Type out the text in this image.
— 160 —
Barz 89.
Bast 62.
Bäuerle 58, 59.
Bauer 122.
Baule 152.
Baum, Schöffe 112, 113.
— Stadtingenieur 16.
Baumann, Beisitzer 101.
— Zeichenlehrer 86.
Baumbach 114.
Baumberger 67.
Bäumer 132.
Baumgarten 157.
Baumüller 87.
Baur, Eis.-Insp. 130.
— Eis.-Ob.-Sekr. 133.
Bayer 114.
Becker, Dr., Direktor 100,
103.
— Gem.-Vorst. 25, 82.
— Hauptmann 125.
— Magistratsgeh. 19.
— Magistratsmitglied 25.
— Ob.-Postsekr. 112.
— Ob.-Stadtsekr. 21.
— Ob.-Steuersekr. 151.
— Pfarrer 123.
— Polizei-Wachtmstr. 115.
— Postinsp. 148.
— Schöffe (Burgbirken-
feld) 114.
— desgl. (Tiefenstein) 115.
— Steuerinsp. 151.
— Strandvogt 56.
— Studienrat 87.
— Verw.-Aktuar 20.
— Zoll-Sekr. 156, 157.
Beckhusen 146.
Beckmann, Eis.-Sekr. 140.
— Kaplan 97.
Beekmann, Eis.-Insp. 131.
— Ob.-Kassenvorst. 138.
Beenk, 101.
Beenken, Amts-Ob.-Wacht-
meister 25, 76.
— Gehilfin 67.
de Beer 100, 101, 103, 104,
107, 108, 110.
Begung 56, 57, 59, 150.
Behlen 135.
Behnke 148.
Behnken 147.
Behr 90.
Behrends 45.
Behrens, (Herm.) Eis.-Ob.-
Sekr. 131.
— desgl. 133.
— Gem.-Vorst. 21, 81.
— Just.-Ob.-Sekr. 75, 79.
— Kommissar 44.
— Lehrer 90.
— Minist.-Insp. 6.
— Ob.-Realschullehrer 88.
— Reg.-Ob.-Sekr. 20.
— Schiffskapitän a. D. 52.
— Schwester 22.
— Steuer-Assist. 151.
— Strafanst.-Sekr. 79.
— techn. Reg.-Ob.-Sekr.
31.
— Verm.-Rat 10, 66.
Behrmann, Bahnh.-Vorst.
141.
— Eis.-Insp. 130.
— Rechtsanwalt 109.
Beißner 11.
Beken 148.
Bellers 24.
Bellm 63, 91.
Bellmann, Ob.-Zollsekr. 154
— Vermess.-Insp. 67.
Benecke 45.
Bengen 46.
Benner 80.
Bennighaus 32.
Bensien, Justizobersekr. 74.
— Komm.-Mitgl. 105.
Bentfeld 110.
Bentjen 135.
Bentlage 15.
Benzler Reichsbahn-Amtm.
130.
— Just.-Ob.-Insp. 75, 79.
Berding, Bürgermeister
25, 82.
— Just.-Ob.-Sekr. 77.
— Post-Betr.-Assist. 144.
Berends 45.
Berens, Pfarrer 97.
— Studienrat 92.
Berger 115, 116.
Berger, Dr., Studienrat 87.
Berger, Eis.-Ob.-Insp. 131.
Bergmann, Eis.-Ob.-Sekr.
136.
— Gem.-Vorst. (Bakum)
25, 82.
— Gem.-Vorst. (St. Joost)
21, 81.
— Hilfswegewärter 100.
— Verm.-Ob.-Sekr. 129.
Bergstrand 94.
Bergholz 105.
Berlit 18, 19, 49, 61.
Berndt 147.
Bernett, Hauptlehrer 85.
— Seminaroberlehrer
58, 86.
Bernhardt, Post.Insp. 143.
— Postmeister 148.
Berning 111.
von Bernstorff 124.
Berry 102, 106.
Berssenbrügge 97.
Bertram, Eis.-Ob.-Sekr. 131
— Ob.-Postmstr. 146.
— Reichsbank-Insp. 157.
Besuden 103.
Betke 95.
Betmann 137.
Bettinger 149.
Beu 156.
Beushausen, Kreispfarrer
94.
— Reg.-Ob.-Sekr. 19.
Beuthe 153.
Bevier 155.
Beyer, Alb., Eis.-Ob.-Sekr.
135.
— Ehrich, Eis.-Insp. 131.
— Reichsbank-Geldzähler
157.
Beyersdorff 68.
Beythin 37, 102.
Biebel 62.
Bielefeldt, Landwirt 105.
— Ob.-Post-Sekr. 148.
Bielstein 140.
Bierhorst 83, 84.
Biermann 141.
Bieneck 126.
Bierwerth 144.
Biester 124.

===============

## Problem details
Repeat the entries exactly, all of them.

## Written response
Type out the text in this image.
— 160 —
Barz 89.
Bast 62.
Bäuerle 58, 59.
Bauer 122.
Baule 152.
Baum, Schöffe 112, 113.
— Stadtingenieur 16.
Baumann, Beisitzer 101.
— Zeichenlehrer 86.
Baumbach 114.
Baumberger 67.
Bäumer 132.
Baumgarten 157.
Baumüller 87.
Baur, Eis.-Insp. 130.
— Eis.-Ob.-Sekr. 133.
Bayer 114.
Becker, Dr., Direktor 100,
103.
— Gem.-Vorst. 25, 82.
— Hauptmann 125.
— Magistratsgeh. 19.
— Magistratsmitglied 25.
— Ob.-Postsekr. 112.
— Ob.-Stadtsekr. 21.
— Ob.-Steuersekr. 151.
— Pfarrer 123.
— Polizei-Wachtmstr. 115.
— Postinsp. 148.
— Schöffe (Burgbirken-
feld) 114.
— desgl. (Tiefenstein) 115.
— Steuerinsp. 151.
— Strandvogt 56.
— Studienrat 87.
— Verw.-Aktuar 20.
— Zoll-Sekr. 156, 157.
Beckhusen 146.
Beckmann, Eis.-Sekr. 140.
— Kaplan 97.
Beekmann, Eis.-Insp. 131.
— Ob.-Kassenvorst. 138.
Beenk, 101.
Beenken, Amts-Ob.-Wacht-
meister 25, 76.
— Gehilfin 67.
de Beer 100, 101, 103, 104,
107, 108, 110.
Begung 56, 57, 59, 150.
Behlen 135.
Behnke 148.
Behnken 147.
Behr 90.
Behrends 45.
Behrens, (Herm.) Eis.-Ob.-
Sekr. 131.
— desgl. 133.
— Gem.-Vorst. 21, 81.
— Just.-Ob.-Sekr. 75, 79.
— Kommissar 44.
— Lehrer 90.
— Minist.-Insp. 6.
— Ob.-Realschullehrer 88.
— Reg.-Ob.-Sekr. 20.
— Schiffskapitän a. D. 52.
— Schwester 22.
— Steuer-Assist. 151.
— Strafanst.-Sekr. 79.
— techn. Reg.-Ob.-Sekr.
31.
— Verm.-Rat 10, 66.
Behrmann, Bahnh.-Vorst.
141.
— Eis.-Insp. 130.
— Rechtsanwalt 109.
Beißner 11.
Beken 148.
Bellers 24.
Bellm 63, 91.
Bellmann, Ob.-Zollsekr. 154
— Vermess.-Insp. 67.
Benecke 45.
Bengen 46.
Benner 80.
Bennighaus 32.
Bensien, Justizobersekr. 74.
— Komm.-Mitgl. 105.
Bentfeld 110.
Bentjen 135.
Bentlage 15.
Benzler Reichsbahn-Amtm.
130.
— Just.-Ob.-Insp. 75, 79.
Berding, Bürgermeister
25, 82.
— Just.-Ob.-Sekr. 77.
— Post-Betr.-Assist. 144.
Berends 45.
Berens, Pfarrer 97.
— Studienrat 92.
Berger 115, 116.
Berger, Dr., Studienrat 87.
Berger, Eis.-Ob.-Insp. 131.
Bergmann, Eis.-Ob.-Sekr.
136.
— Gem.-Vorst. (Bakum)
25, 82.
— Gem.-Vorst. (St. Joost)
21, 81.
— Hilfswegewärter 100.
— Verm.-Ob.-Sekr. 129.
Bergstrand 94.
Bergholz 105.
Berlit 18, 19, 49, 61.
Berndt 147.
Bernett, Hauptlehrer 85.
— Seminaroberlehrer
58, 86.
Bernhardt, Post.Insp. 143.
— Postmeister 148.
Berning 111.
von Bernstorff 124.
Berry 102, 106.
Berssenbrügge 97.
Bertram, Eis.-Ob.-Sekr. 131
— Ob.-Postmstr. 146.
— Reichsbank-Insp. 157.
Besuden 103.
Betke 95.
Betmann 137.
Bettinger 149.
Beu 156.
Beushausen, Kreispfarrer
94.
— Reg.-Ob.-Sekr. 19.
Beuthe 153.
Bevier 155.
Beyer, Alb., Eis.-Ob.-Sekr.
135.
— Ehrich, Eis.-Insp. 131.
— Reichsbank-Geldzähler
157.
Beyersdorff 68.
Beythin 37, 102.
Biebel 62.
Bielefeldt, Landwirt 105.
— Ob.-Post-Sekr. 148.
Bielstein 140.
Bierhorst 83, 84.
Biermann 141.
Bieneck 126.
Bierwerth 144.
Biester 124.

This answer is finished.